** START OF Dataset entries **
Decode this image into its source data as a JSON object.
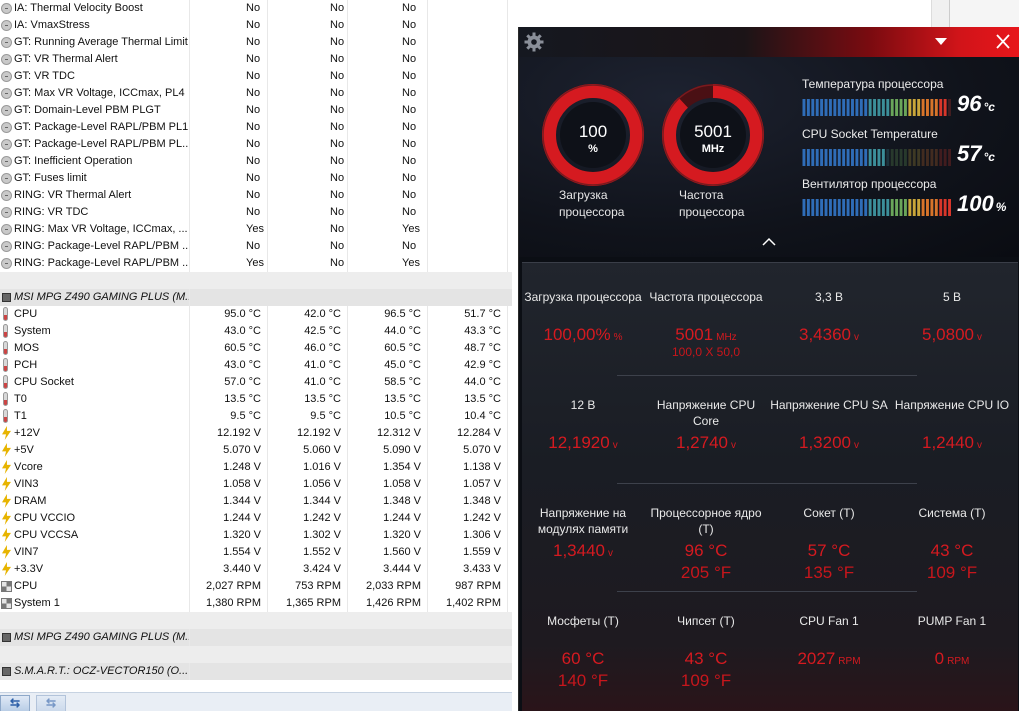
{
  "sensor_table": {
    "flag_rows": [
      {
        "name": "IA: Thermal Velocity Boost",
        "v1": "No",
        "v2": "No",
        "v3": "No"
      },
      {
        "name": "IA: VmaxStress",
        "v1": "No",
        "v2": "No",
        "v3": "No"
      },
      {
        "name": "GT: Running Average Thermal Limit",
        "v1": "No",
        "v2": "No",
        "v3": "No"
      },
      {
        "name": "GT: VR Thermal Alert",
        "v1": "No",
        "v2": "No",
        "v3": "No"
      },
      {
        "name": "GT: VR TDC",
        "v1": "No",
        "v2": "No",
        "v3": "No"
      },
      {
        "name": "GT: Max VR Voltage, ICCmax, PL4",
        "v1": "No",
        "v2": "No",
        "v3": "No"
      },
      {
        "name": "GT: Domain-Level PBM PLGT",
        "v1": "No",
        "v2": "No",
        "v3": "No"
      },
      {
        "name": "GT: Package-Level RAPL/PBM PL1",
        "v1": "No",
        "v2": "No",
        "v3": "No"
      },
      {
        "name": "GT: Package-Level RAPL/PBM PL...",
        "v1": "No",
        "v2": "No",
        "v3": "No"
      },
      {
        "name": "GT: Inefficient Operation",
        "v1": "No",
        "v2": "No",
        "v3": "No"
      },
      {
        "name": "GT: Fuses limit",
        "v1": "No",
        "v2": "No",
        "v3": "No"
      },
      {
        "name": "RING: VR Thermal Alert",
        "v1": "No",
        "v2": "No",
        "v3": "No"
      },
      {
        "name": "RING: VR TDC",
        "v1": "No",
        "v2": "No",
        "v3": "No"
      },
      {
        "name": "RING: Max VR Voltage, ICCmax, ...",
        "v1": "Yes",
        "v2": "No",
        "v3": "Yes"
      },
      {
        "name": "RING: Package-Level RAPL/PBM ...",
        "v1": "No",
        "v2": "No",
        "v3": "No"
      },
      {
        "name": "RING: Package-Level RAPL/PBM ...",
        "v1": "Yes",
        "v2": "No",
        "v3": "Yes"
      }
    ],
    "section_mb1": "MSI MPG Z490 GAMING PLUS (M...",
    "sensor_rows": [
      {
        "icon": "thermometer-icon",
        "name": "CPU",
        "v1": "95.0 °C",
        "v2": "42.0 °C",
        "v3": "96.5 °C",
        "v4": "51.7 °C"
      },
      {
        "icon": "thermometer-icon",
        "name": "System",
        "v1": "43.0 °C",
        "v2": "42.5 °C",
        "v3": "44.0 °C",
        "v4": "43.3 °C"
      },
      {
        "icon": "thermometer-icon",
        "name": "MOS",
        "v1": "60.5 °C",
        "v2": "46.0 °C",
        "v3": "60.5 °C",
        "v4": "48.7 °C"
      },
      {
        "icon": "thermometer-icon",
        "name": "PCH",
        "v1": "43.0 °C",
        "v2": "41.0 °C",
        "v3": "45.0 °C",
        "v4": "42.9 °C"
      },
      {
        "icon": "thermometer-icon",
        "name": "CPU Socket",
        "v1": "57.0 °C",
        "v2": "41.0 °C",
        "v3": "58.5 °C",
        "v4": "44.0 °C"
      },
      {
        "icon": "thermometer-icon",
        "name": "T0",
        "v1": "13.5 °C",
        "v2": "13.5 °C",
        "v3": "13.5 °C",
        "v4": "13.5 °C"
      },
      {
        "icon": "thermometer-icon",
        "name": "T1",
        "v1": "9.5 °C",
        "v2": "9.5 °C",
        "v3": "10.5 °C",
        "v4": "10.4 °C"
      },
      {
        "icon": "voltage-icon",
        "name": "+12V",
        "v1": "12.192 V",
        "v2": "12.192 V",
        "v3": "12.312 V",
        "v4": "12.284 V"
      },
      {
        "icon": "voltage-icon",
        "name": "+5V",
        "v1": "5.070 V",
        "v2": "5.060 V",
        "v3": "5.090 V",
        "v4": "5.070 V"
      },
      {
        "icon": "voltage-icon",
        "name": "Vcore",
        "v1": "1.248 V",
        "v2": "1.016 V",
        "v3": "1.354 V",
        "v4": "1.138 V"
      },
      {
        "icon": "voltage-icon",
        "name": "VIN3",
        "v1": "1.058 V",
        "v2": "1.056 V",
        "v3": "1.058 V",
        "v4": "1.057 V"
      },
      {
        "icon": "voltage-icon",
        "name": "DRAM",
        "v1": "1.344 V",
        "v2": "1.344 V",
        "v3": "1.348 V",
        "v4": "1.348 V"
      },
      {
        "icon": "voltage-icon",
        "name": "CPU VCCIO",
        "v1": "1.244 V",
        "v2": "1.242 V",
        "v3": "1.244 V",
        "v4": "1.242 V"
      },
      {
        "icon": "voltage-icon",
        "name": "CPU VCCSA",
        "v1": "1.320 V",
        "v2": "1.302 V",
        "v3": "1.320 V",
        "v4": "1.306 V"
      },
      {
        "icon": "voltage-icon",
        "name": "VIN7",
        "v1": "1.554 V",
        "v2": "1.552 V",
        "v3": "1.560 V",
        "v4": "1.559 V"
      },
      {
        "icon": "voltage-icon",
        "name": "+3.3V",
        "v1": "3.440 V",
        "v2": "3.424 V",
        "v3": "3.444 V",
        "v4": "3.433 V"
      },
      {
        "icon": "fan-icon",
        "name": "CPU",
        "v1": "2,027 RPM",
        "v2": "753 RPM",
        "v3": "2,033 RPM",
        "v4": "987 RPM"
      },
      {
        "icon": "fan-icon",
        "name": "System 1",
        "v1": "1,380 RPM",
        "v2": "1,365 RPM",
        "v3": "1,426 RPM",
        "v4": "1,402 RPM"
      }
    ],
    "section_mb2": "MSI MPG Z490 GAMING PLUS (M...",
    "section_smart": "S.M.A.R.T.: OCZ-VECTOR150 (O...",
    "nav_back": "⇆",
    "nav_forward": "⇆"
  },
  "monitor": {
    "gauges": [
      {
        "value": "100",
        "unit": "%",
        "label_line1": "Загрузка",
        "label_line2": "процессора",
        "level": 1.0
      },
      {
        "value": "5001",
        "unit": "MHz",
        "label_line1": "Частота",
        "label_line2": "процессора",
        "level": 0.88
      }
    ],
    "bars": [
      {
        "label": "Температура процессора",
        "value": "96",
        "unit": "°c",
        "level": 0.96
      },
      {
        "label": "CPU Socket Temperature",
        "value": "57",
        "unit": "°c",
        "level": 0.57
      },
      {
        "label": "Вентилятор процессора",
        "value": "100",
        "unit": "%",
        "level": 1.0
      }
    ],
    "tiles": [
      {
        "label": "Загрузка процессора",
        "value": "100,00%",
        "unit": "%",
        "sub": ""
      },
      {
        "label": "Частота процессора",
        "value": "5001",
        "unit": "MHz",
        "sub": "100,0 X 50,0"
      },
      {
        "label": "3,3 В",
        "value": "3,4360",
        "unit": "v",
        "sub": ""
      },
      {
        "label": "5 В",
        "value": "5,0800",
        "unit": "v",
        "sub": ""
      },
      {
        "label": "12 В",
        "value": "12,1920",
        "unit": "v",
        "sub": ""
      },
      {
        "label": "Напряжение CPU Core",
        "value": "1,2740",
        "unit": "v",
        "sub": ""
      },
      {
        "label": "Напряжение CPU SA",
        "value": "1,3200",
        "unit": "v",
        "sub": ""
      },
      {
        "label": "Напряжение CPU IO",
        "value": "1,2440",
        "unit": "v",
        "sub": ""
      },
      {
        "label": "Напряжение на модулях памяти",
        "value": "1,3440",
        "unit": "v",
        "sub": ""
      },
      {
        "label": "Процессорное ядро (Т)",
        "value": "96 °C",
        "unit": "",
        "sub": "205 °F"
      },
      {
        "label": "Сокет (Т)",
        "value": "57 °C",
        "unit": "",
        "sub": "135 °F"
      },
      {
        "label": "Система (Т)",
        "value": "43 °C",
        "unit": "",
        "sub": "109 °F"
      },
      {
        "label": "Мосфеты (Т)",
        "value": "60 °C",
        "unit": "",
        "sub": "140 °F"
      },
      {
        "label": "Чипсет (Т)",
        "value": "43 °C",
        "unit": "",
        "sub": "109 °F"
      },
      {
        "label": "CPU Fan 1",
        "value": "2027",
        "unit": "RPM",
        "sub": ""
      },
      {
        "label": "PUMP Fan 1",
        "value": "0",
        "unit": "RPM",
        "sub": ""
      }
    ]
  },
  "colors": {
    "accent_red": "#d51a20",
    "header_red": "#e8161b",
    "panel_dark": "#0b0e14"
  }
}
** END OF Dataset entries **
§ **Exercise aim**:
Look through the entries above for the word "GAMING". Copy every line where it shows up.

§ **Result of this task**:
    "section_mb1": "MSI MPG Z490 GAMING PLUS (M...",
    "section_mb2": "MSI MPG Z490 GAMING PLUS (M...",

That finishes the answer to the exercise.